Dataset rows —
•••
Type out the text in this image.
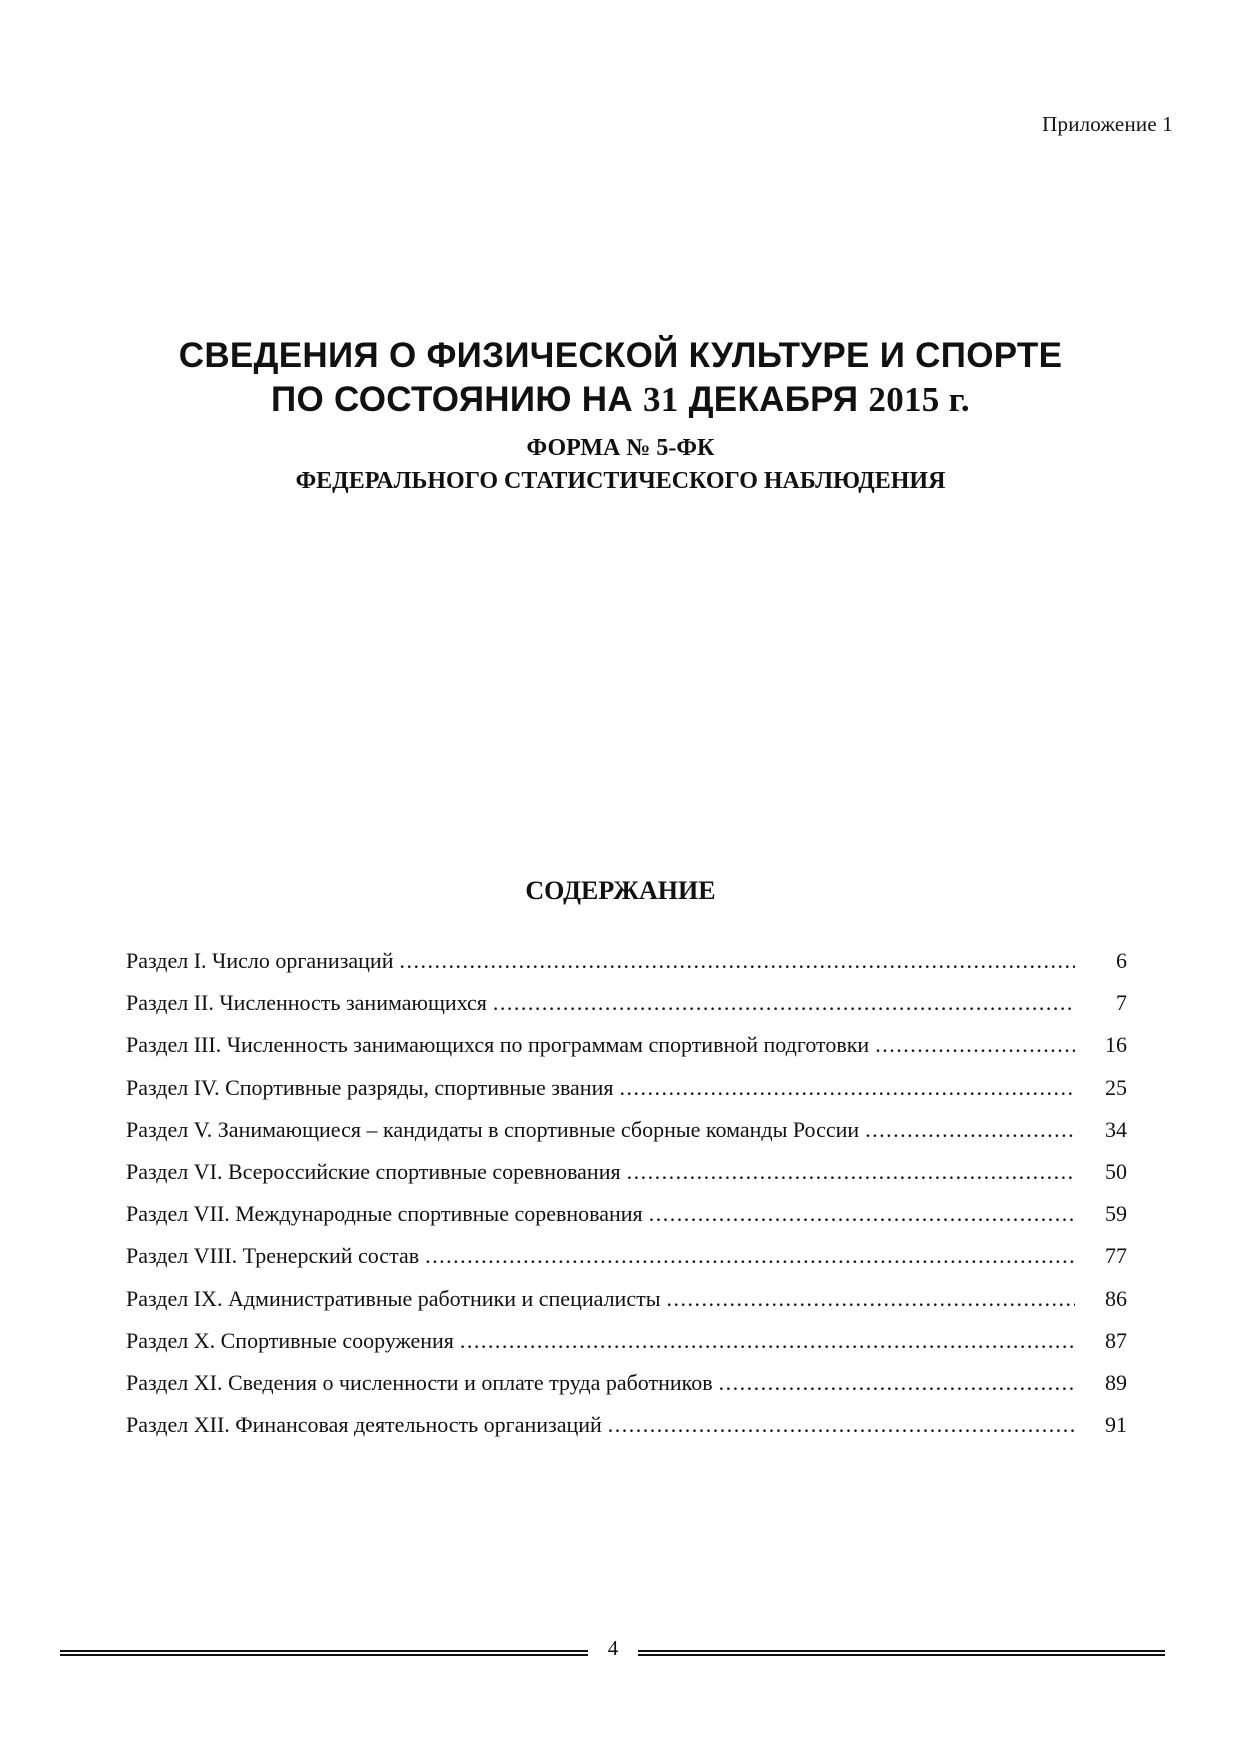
Приложение 1
СВЕДЕНИЯ О ФИЗИЧЕСКОЙ КУЛЬТУРЕ И СПОРТЕ
ПО СОСТОЯНИЮ НА 31 ДЕКАБРЯ 2015 г.
ФОРМА № 5-ФК
ФЕДЕРАЛЬНОГО СТАТИСТИЧЕСКОГО НАБЛЮДЕНИЯ
СОДЕРЖАНИЕ
Раздел I. Число организаций .....	6
Раздел II. Численность занимающихся .....	7
Раздел III. Численность занимающихся по программам спортивной подготовки .....	16
Раздел IV. Спортивные разряды, спортивные звания .....	25
Раздел V. Занимающиеся – кандидаты в спортивные сборные команды России .....	34
Раздел VI. Всероссийские спортивные соревнования .....	50
Раздел VII. Международные спортивные соревнования .....	59
Раздел VIII. Тренерский состав .....	77
Раздел IX. Административные работники и специалисты .....	86
Раздел X. Спортивные сооружения .....	87
Раздел XI. Сведения о численности и оплате труда работников .....	89
Раздел XII. Финансовая деятельность организаций .....	91
4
•••
Within the entries above, report how many lines include "организаций", and keep the answer to the number.

Task response — 2